## WHAT YOU ARE ASKED TO DO:
An exact copy of the records is required, minus the pictures they hold.

## STORED ROWS:
= = =
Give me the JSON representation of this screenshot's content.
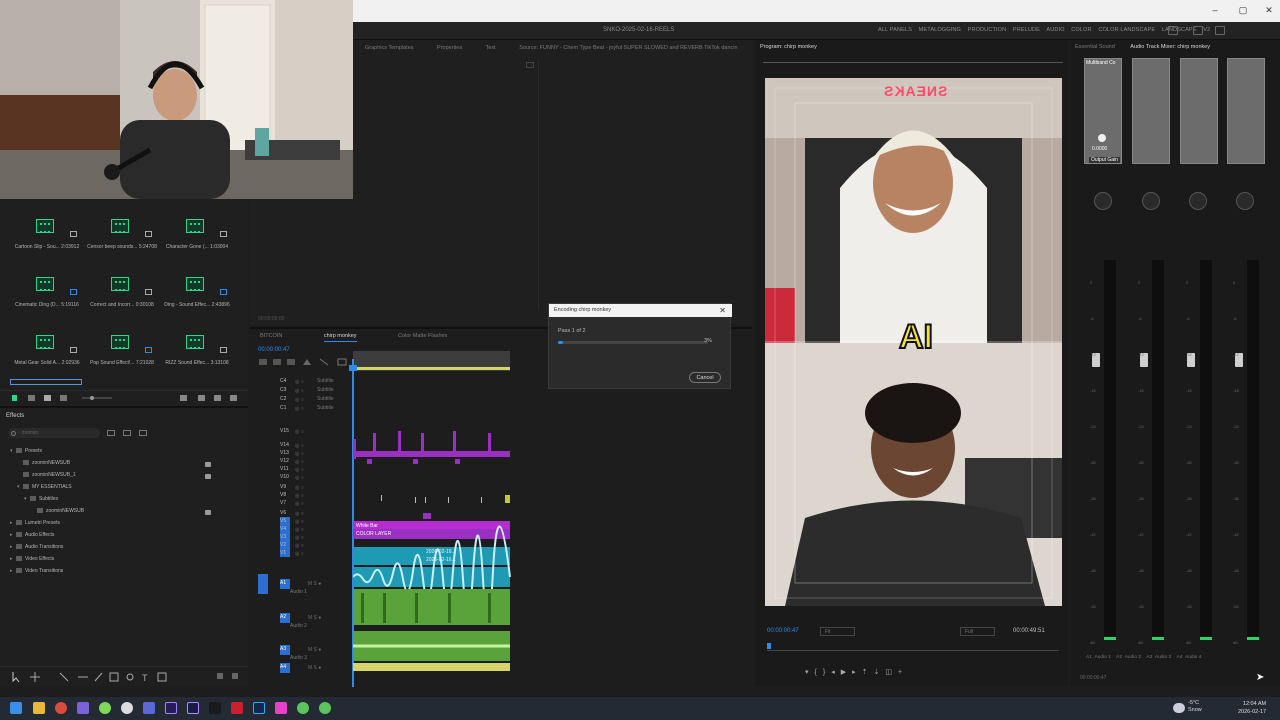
{
  "project_title": "SNKO-2025-02-16-REELS",
  "workspaces": [
    "ALL PANELS",
    "METALOGGING",
    "PRODUCTION",
    "PRELUDE",
    "AUDIO",
    "COLOR",
    "COLOR LANDSCAPE",
    "LANDSCAPE",
    "V2"
  ],
  "bin": {
    "clips": [
      {
        "name": "Cartoon Slip - Sou...",
        "dur": "2:03912"
      },
      {
        "name": "Censor beep sounds...",
        "dur": "5:24708"
      },
      {
        "name": "Character Gone (...",
        "dur": "1:03004"
      },
      {
        "name": "Cinematic Ding (D...",
        "dur": "5:19116"
      },
      {
        "name": "Correct and Incorr...",
        "dur": "0:30108"
      },
      {
        "name": "Ding - Sound Effec...",
        "dur": "2:43896"
      },
      {
        "name": "Metal Gear Solid A...",
        "dur": "2:02936"
      },
      {
        "name": "Pop Sound Effect!...",
        "dur": "7:21028"
      },
      {
        "name": "RIZZ Sound Effec...",
        "dur": "3:13108"
      }
    ]
  },
  "effects": {
    "title": "Effects",
    "search_placeholder": "zoomin",
    "tree": [
      {
        "label": "Presets",
        "indent": 0,
        "arrow": "▾",
        "lock": false
      },
      {
        "label": "zoominNEWSUB",
        "indent": 1,
        "arrow": "",
        "lock": true
      },
      {
        "label": "zoominNEWSUB_1",
        "indent": 1,
        "arrow": "",
        "lock": true
      },
      {
        "label": "MY ESSENTIALS",
        "indent": 1,
        "arrow": "▾",
        "lock": false
      },
      {
        "label": "Subtitles",
        "indent": 2,
        "arrow": "▾",
        "lock": false
      },
      {
        "label": "zoominNEWSUB",
        "indent": 3,
        "arrow": "",
        "lock": true
      },
      {
        "label": "Lumetri Presets",
        "indent": 0,
        "arrow": "▸",
        "lock": false
      },
      {
        "label": "Audio Effects",
        "indent": 0,
        "arrow": "▸",
        "lock": false
      },
      {
        "label": "Audio Transitions",
        "indent": 0,
        "arrow": "▸",
        "lock": false
      },
      {
        "label": "Video Effects",
        "indent": 0,
        "arrow": "▸",
        "lock": false
      },
      {
        "label": "Video Transitions",
        "indent": 0,
        "arrow": "▸",
        "lock": false
      }
    ]
  },
  "source_tabs": [
    "Graphics Templates",
    "Properties",
    "Text",
    "Source: FUNNY - Chem Type Beat - joyful  SUPER SLOWED and REVERB  TikTok dancin"
  ],
  "source_timecode": "00:00:00:00",
  "timeline": {
    "tabs": [
      "BITCOIN",
      "chirp monkey",
      "Color Matte Flashes"
    ],
    "active_tab": "chirp monkey",
    "timecode": "00:00:00:47",
    "tracks": [
      {
        "label": "C4",
        "name": "Subtitle"
      },
      {
        "label": "C3",
        "name": "Subtitle"
      },
      {
        "label": "C2",
        "name": "Subtitle"
      },
      {
        "label": "C1",
        "name": "Subtitle"
      },
      {
        "label": "V15",
        "name": ""
      },
      {
        "label": "V14",
        "name": ""
      },
      {
        "label": "V13",
        "name": ""
      },
      {
        "label": "V12",
        "name": ""
      },
      {
        "label": "V11",
        "name": ""
      },
      {
        "label": "V10",
        "name": ""
      },
      {
        "label": "V9",
        "name": ""
      },
      {
        "label": "V8",
        "name": ""
      },
      {
        "label": "V7",
        "name": ""
      },
      {
        "label": "V6",
        "name": ""
      },
      {
        "label": "V5",
        "name": ""
      },
      {
        "label": "V4",
        "name": ""
      },
      {
        "label": "V3",
        "name": ""
      },
      {
        "label": "V2",
        "name": ""
      },
      {
        "label": "V1",
        "name": ""
      }
    ],
    "audio_tracks": [
      {
        "label": "A1",
        "name": "Audio 1"
      },
      {
        "label": "A2",
        "name": "Audio 2"
      },
      {
        "label": "A3",
        "name": "Audio 3"
      },
      {
        "label": "A4",
        "name": ""
      }
    ],
    "clip_white_bar": "White Bar",
    "clip_color_layer": "COLOR LAYER",
    "clip_date_1": "2026-02-16...",
    "clip_date_2": "2026-02-16..."
  },
  "dialog": {
    "title": "Encoding chirp monkey",
    "pass": "Pass 1 of 2",
    "percent": "3%",
    "progress": 0.03,
    "cancel": "Cancel"
  },
  "program": {
    "title": "Program: chirp monkey",
    "timecode": "00:00:00:47",
    "duration": "00:00:49:51",
    "fit": "Fit",
    "full": "Full",
    "overlay_text": "AI",
    "neon_sign": "SNEAKS"
  },
  "mixer": {
    "tabs": [
      "Essential Sound",
      "Audio Track Mixer: chirp monkey"
    ],
    "strip_label": "Multiband Co",
    "output_label": "Output Gain",
    "output_value": "0.0000",
    "channels": [
      "A1",
      "Audio 1",
      "A2",
      "Audio 2",
      "A3",
      "Audio 3",
      "A4",
      "Audio 4"
    ],
    "scale": [
      "0",
      "-6",
      "-12",
      "-18",
      "-24",
      "-30",
      "-36",
      "-42",
      "-48",
      "-54",
      "dB"
    ],
    "bottom_timecode": "00:00:00:47"
  },
  "taskbar": {
    "weather_temp": "-5°C",
    "weather_text": "Snow",
    "time": "12:04 AM",
    "date": "2026-02-17"
  },
  "colors": {
    "accent": "#2d8ceb",
    "audio_green": "#2fd58a",
    "video_purple": "#9b2fc4",
    "clip_magenta": "#b32dd1",
    "clip_cyan": "#1f9ab5"
  }
}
= = =
## OUTPUT OF THE EXERCISE:
Give me the JSON representation of this screenshot's content.
{
  "project_title": "SNKO-2025-02-16-REELS",
  "workspaces": [
    "ALL PANELS",
    "METALOGGING",
    "PRODUCTION",
    "PRELUDE",
    "AUDIO",
    "COLOR",
    "COLOR LANDSCAPE",
    "LANDSCAPE",
    "V2"
  ],
  "bin": {
    "clips": [
      {
        "name": "Cartoon Slip - Sou...",
        "dur": "2:03912"
      },
      {
        "name": "Censor beep sounds...",
        "dur": "5:24708"
      },
      {
        "name": "Character Gone (...",
        "dur": "1:03004"
      },
      {
        "name": "Cinematic Ding (D...",
        "dur": "5:19116"
      },
      {
        "name": "Correct and Incorr...",
        "dur": "0:30108"
      },
      {
        "name": "Ding - Sound Effec...",
        "dur": "2:43896"
      },
      {
        "name": "Metal Gear Solid A...",
        "dur": "2:02936"
      },
      {
        "name": "Pop Sound Effect!...",
        "dur": "7:21028"
      },
      {
        "name": "RIZZ Sound Effec...",
        "dur": "3:13108"
      }
    ]
  },
  "effects": {
    "title": "Effects",
    "search_placeholder": "zoomin",
    "tree": [
      {
        "label": "Presets",
        "indent": 0,
        "arrow": "▾",
        "lock": false
      },
      {
        "label": "zoominNEWSUB",
        "indent": 1,
        "arrow": "",
        "lock": true
      },
      {
        "label": "zoominNEWSUB_1",
        "indent": 1,
        "arrow": "",
        "lock": true
      },
      {
        "label": "MY ESSENTIALS",
        "indent": 1,
        "arrow": "▾",
        "lock": false
      },
      {
        "label": "Subtitles",
        "indent": 2,
        "arrow": "▾",
        "lock": false
      },
      {
        "label": "zoominNEWSUB",
        "indent": 3,
        "arrow": "",
        "lock": true
      },
      {
        "label": "Lumetri Presets",
        "indent": 0,
        "arrow": "▸",
        "lock": false
      },
      {
        "label": "Audio Effects",
        "indent": 0,
        "arrow": "▸",
        "lock": false
      },
      {
        "label": "Audio Transitions",
        "indent": 0,
        "arrow": "▸",
        "lock": false
      },
      {
        "label": "Video Effects",
        "indent": 0,
        "arrow": "▸",
        "lock": false
      },
      {
        "label": "Video Transitions",
        "indent": 0,
        "arrow": "▸",
        "lock": false
      }
    ]
  },
  "source_tabs": [
    "Graphics Templates",
    "Properties",
    "Text",
    "Source: FUNNY - Chem Type Beat - joyful  SUPER SLOWED and REVERB  TikTok dancin"
  ],
  "source_timecode": "00:00:00:00",
  "timeline": {
    "tabs": [
      "BITCOIN",
      "chirp monkey",
      "Color Matte Flashes"
    ],
    "active_tab": "chirp monkey",
    "timecode": "00:00:00:47",
    "tracks": [
      {
        "label": "C4",
        "name": "Subtitle"
      },
      {
        "label": "C3",
        "name": "Subtitle"
      },
      {
        "label": "C2",
        "name": "Subtitle"
      },
      {
        "label": "C1",
        "name": "Subtitle"
      },
      {
        "label": "V15",
        "name": ""
      },
      {
        "label": "V14",
        "name": ""
      },
      {
        "label": "V13",
        "name": ""
      },
      {
        "label": "V12",
        "name": ""
      },
      {
        "label": "V11",
        "name": ""
      },
      {
        "label": "V10",
        "name": ""
      },
      {
        "label": "V9",
        "name": ""
      },
      {
        "label": "V8",
        "name": ""
      },
      {
        "label": "V7",
        "name": ""
      },
      {
        "label": "V6",
        "name": ""
      },
      {
        "label": "V5",
        "name": ""
      },
      {
        "label": "V4",
        "name": ""
      },
      {
        "label": "V3",
        "name": ""
      },
      {
        "label": "V2",
        "name": ""
      },
      {
        "label": "V1",
        "name": ""
      }
    ],
    "audio_tracks": [
      {
        "label": "A1",
        "name": "Audio 1"
      },
      {
        "label": "A2",
        "name": "Audio 2"
      },
      {
        "label": "A3",
        "name": "Audio 3"
      },
      {
        "label": "A4",
        "name": ""
      }
    ],
    "clip_white_bar": "White Bar",
    "clip_color_layer": "COLOR LAYER",
    "clip_date_1": "2026-02-16...",
    "clip_date_2": "2026-02-16..."
  },
  "dialog": {
    "title": "Encoding chirp monkey",
    "pass": "Pass 1 of 2",
    "percent": "3%",
    "progress": 0.03,
    "cancel": "Cancel"
  },
  "program": {
    "title": "Program: chirp monkey",
    "timecode": "00:00:00:47",
    "duration": "00:00:49:51",
    "fit": "Fit",
    "full": "Full",
    "overlay_text": "AI",
    "neon_sign": "SNEAKS"
  },
  "mixer": {
    "tabs": [
      "Essential Sound",
      "Audio Track Mixer: chirp monkey"
    ],
    "strip_label": "Multiband Co",
    "output_label": "Output Gain",
    "output_value": "0.0000",
    "channels": [
      "A1",
      "Audio 1",
      "A2",
      "Audio 2",
      "A3",
      "Audio 3",
      "A4",
      "Audio 4"
    ],
    "scale": [
      "0",
      "-6",
      "-12",
      "-18",
      "-24",
      "-30",
      "-36",
      "-42",
      "-48",
      "-54",
      "dB"
    ],
    "bottom_timecode": "00:00:00:47"
  },
  "taskbar": {
    "weather_temp": "-5°C",
    "weather_text": "Snow",
    "time": "12:04 AM",
    "date": "2026-02-17"
  },
  "colors": {
    "accent": "#2d8ceb",
    "audio_green": "#2fd58a",
    "video_purple": "#9b2fc4",
    "clip_magenta": "#b32dd1",
    "clip_cyan": "#1f9ab5"
  }
}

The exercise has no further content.